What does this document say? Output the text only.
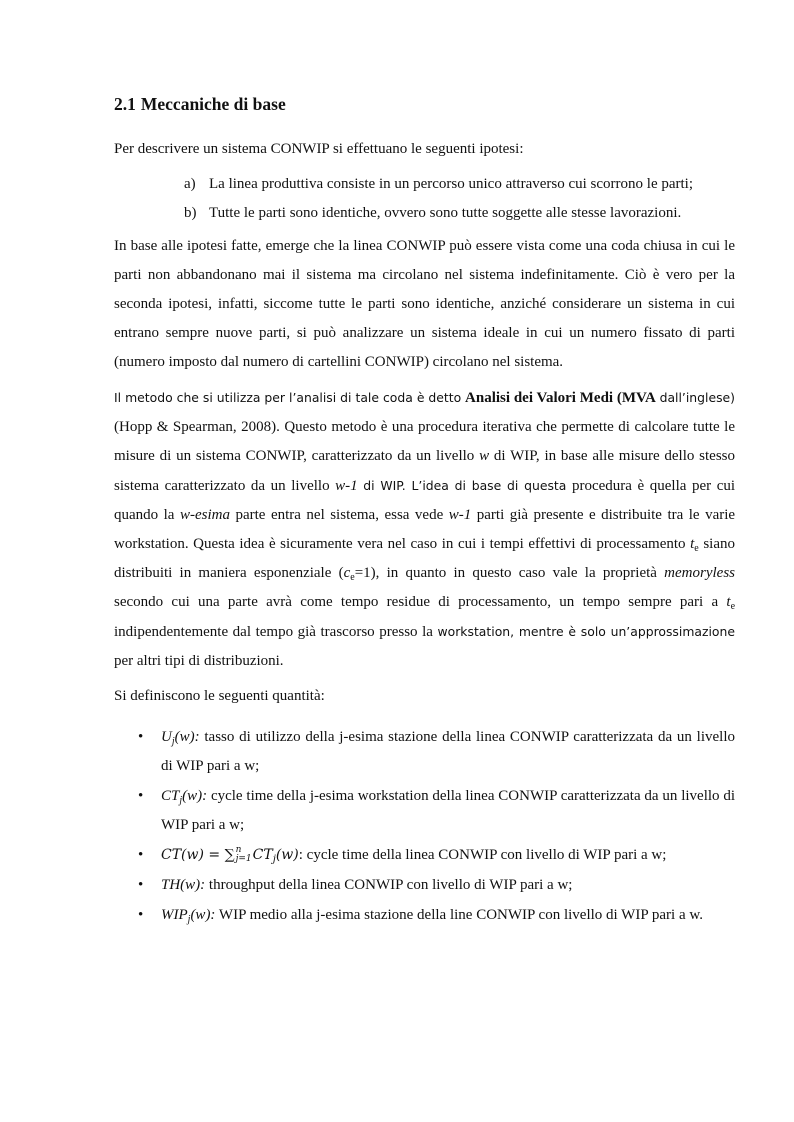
2.1 Meccaniche di base

Per descrivere un sistema CONWIP si effettuano le seguenti ipotesi:

a) La linea produttiva consiste in un percorso unico attraverso cui scorrono le parti;
b) Tutte le parti sono identiche, ovvero sono tutte soggette alle stesse lavorazioni.

In base alle ipotesi fatte, emerge che la linea CONWIP può essere vista come una coda chiusa in cui le parti non abbandonano mai il sistema ma circolano nel sistema indefinitamente. Ciò è vero per la seconda ipotesi, infatti, siccome tutte le parti sono identiche, anziché considerare un sistema in cui entrano sempre nuove parti, si può analizzare un sistema ideale in cui un numero fissato di parti (numero imposto dal numero di cartellini CONWIP) circolano nel sistema.

Il metodo che si utilizza per l’analisi di tale coda è detto Analisi dei Valori Medi (MVA dall’inglese) (Hopp & Spearman, 2008). Questo metodo è una procedura iterativa che permette di calcolare tutte le misure di un sistema CONWIP, caratterizzato da un livello w di WIP, in base alle misure dello stesso sistema caratterizzato da un livello w-1 di WIP. L’idea di base di questa procedura è quella per cui quando la w-esima parte entra nel sistema, essa vede w-1 parti già presente e distribuite tra le varie workstation. Questa idea è sicuramente vera nel caso in cui i tempi effettivi di processamento $t_e$ siano distribuiti in maniera esponenziale $(c_e=1)$, in quanto in questo caso vale la proprietà memoryless secondo cui una parte avrà come tempo residue di processamento, un tempo sempre pari a $t_e$ indipendentemente dal tempo già trascorso presso la workstation, mentre è solo un’approssimazione per altri tipi di distribuzioni.

Si definiscono le seguenti quantità:

• $U_j(w)$: tasso di utilizzo della j-esima stazione della linea CONWIP caratterizzata da un livello di WIP pari a w;
• $CT_j(w)$: cycle time della j-esima workstation della linea CONWIP caratterizzata da un livello di WIP pari a w;
• CT(w) = ∑ n
j=1 $CT_j(w)$: cycle time della linea CONWIP con livello di WIP pari a w;
• TH(w): throughput della linea CONWIP con livello di WIP pari a w;
• $WIP_j(w)$: WIP medio alla j-esima stazione della line CONWIP con livello di WIP pari a w.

What you need to do
How many lines of these entries hold the string "seguenti"? Answer with the number alone.

Answer for this exercise
2